§ **The exercise**
Nothing but the lines from the one containing "Convert this document image to plain text." to the end of the data should be returned, each exactly as written.

§ **Records**

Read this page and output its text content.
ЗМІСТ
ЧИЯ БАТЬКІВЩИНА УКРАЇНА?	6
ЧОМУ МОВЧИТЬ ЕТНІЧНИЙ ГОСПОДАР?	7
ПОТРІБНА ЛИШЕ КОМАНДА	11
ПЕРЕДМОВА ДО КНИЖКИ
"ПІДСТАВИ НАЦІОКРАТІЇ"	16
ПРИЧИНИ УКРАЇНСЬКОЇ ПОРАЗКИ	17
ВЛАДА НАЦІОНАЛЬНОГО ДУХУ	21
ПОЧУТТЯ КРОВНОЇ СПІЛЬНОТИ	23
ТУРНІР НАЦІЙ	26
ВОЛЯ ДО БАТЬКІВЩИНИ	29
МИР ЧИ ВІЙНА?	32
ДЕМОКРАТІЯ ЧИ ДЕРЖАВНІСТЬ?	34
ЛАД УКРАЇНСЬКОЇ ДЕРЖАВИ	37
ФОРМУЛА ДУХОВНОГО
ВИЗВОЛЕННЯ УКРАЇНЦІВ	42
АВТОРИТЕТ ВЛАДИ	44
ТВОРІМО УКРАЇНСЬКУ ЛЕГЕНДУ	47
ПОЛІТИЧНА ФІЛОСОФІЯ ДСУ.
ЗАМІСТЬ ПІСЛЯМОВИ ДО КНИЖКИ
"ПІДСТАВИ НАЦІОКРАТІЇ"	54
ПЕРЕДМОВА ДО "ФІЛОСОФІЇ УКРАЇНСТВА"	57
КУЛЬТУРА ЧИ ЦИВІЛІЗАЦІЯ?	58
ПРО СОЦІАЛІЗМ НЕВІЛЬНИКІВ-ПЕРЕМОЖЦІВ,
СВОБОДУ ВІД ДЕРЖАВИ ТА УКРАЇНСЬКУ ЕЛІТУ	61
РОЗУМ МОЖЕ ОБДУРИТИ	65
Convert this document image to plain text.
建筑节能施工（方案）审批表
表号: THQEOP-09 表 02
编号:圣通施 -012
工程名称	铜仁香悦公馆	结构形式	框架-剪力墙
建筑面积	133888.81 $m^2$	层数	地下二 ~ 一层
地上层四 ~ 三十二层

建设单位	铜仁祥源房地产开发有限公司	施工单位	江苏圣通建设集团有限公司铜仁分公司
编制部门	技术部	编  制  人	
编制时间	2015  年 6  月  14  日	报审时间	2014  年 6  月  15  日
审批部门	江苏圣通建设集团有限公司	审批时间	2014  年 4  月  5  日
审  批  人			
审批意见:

§ **The reply**
Convert this document image to plain text.
建筑节能施工（方案）审批表
表号: THQEOP-09 表 02
编号:圣通施 -012
工程名称	铜仁香悦公馆	结构形式	框架-剪力墙
建筑面积	133888.81 $m^2$	层数	地下二 ~ 一层
地上层四 ~ 三十二层

建设单位	铜仁祥源房地产开发有限公司	施工单位	江苏圣通建设集团有限公司铜仁分公司
编制部门	技术部	编  制  人	
编制时间	2015  年 6  月  14  日	报审时间	2014  年 6  月  15  日
审批部门	江苏圣通建设集团有限公司	审批时间	2014  年 4  月  5  日
审  批  人			
审批意见:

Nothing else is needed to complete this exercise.